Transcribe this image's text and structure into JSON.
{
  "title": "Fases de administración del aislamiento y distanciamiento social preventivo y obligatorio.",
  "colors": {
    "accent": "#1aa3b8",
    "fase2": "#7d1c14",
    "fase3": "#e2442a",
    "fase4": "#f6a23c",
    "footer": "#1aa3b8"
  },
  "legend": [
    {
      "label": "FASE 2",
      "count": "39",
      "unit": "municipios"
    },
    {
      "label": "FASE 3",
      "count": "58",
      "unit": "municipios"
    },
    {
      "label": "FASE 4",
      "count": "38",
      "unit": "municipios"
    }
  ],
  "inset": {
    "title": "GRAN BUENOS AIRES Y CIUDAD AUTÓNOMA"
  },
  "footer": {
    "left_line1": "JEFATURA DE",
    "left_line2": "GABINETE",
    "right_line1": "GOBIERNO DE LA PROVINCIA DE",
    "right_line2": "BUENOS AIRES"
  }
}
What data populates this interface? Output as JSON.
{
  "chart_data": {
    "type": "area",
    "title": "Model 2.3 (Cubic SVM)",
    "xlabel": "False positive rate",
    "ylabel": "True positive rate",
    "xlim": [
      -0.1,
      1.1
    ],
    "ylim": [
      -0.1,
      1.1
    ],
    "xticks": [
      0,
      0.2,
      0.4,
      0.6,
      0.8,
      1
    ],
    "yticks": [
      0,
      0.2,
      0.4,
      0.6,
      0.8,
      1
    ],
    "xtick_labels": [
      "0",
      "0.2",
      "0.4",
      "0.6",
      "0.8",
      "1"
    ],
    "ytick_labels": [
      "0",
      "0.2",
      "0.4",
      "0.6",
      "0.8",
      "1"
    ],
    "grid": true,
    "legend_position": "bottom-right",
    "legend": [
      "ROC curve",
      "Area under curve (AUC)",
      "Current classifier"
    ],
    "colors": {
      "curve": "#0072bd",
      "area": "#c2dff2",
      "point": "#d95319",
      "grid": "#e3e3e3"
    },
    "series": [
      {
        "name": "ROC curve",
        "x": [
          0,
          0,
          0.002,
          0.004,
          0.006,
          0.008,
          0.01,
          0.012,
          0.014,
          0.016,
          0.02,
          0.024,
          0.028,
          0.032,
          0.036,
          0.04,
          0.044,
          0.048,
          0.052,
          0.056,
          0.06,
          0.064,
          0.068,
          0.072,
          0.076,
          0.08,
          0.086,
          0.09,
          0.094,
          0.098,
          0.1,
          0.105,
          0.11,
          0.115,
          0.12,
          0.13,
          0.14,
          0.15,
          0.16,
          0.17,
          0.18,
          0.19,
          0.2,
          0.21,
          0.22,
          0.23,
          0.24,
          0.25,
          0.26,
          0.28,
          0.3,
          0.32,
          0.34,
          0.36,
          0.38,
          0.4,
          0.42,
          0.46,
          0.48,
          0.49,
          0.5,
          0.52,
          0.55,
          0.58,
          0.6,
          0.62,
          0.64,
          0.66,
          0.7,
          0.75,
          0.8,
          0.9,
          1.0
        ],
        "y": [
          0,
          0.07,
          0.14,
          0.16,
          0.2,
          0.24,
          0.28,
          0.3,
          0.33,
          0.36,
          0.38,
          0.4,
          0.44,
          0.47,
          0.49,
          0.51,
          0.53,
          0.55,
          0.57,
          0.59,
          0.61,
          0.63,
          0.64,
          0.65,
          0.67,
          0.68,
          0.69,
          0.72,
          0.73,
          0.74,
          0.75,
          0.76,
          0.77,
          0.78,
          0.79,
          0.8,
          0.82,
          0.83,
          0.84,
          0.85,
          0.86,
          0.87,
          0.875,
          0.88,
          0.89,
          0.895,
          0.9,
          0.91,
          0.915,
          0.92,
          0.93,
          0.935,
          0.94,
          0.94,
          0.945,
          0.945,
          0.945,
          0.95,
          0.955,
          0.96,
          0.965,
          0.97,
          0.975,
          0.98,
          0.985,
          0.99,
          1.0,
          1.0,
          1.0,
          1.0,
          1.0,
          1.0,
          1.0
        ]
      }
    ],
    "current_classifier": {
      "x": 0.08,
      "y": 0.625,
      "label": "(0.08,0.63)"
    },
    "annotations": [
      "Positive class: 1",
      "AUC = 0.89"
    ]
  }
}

What is asked:
Across all the entries, count the lines that contain the word "AIRES" and give the number by itself.

Complete answer:
2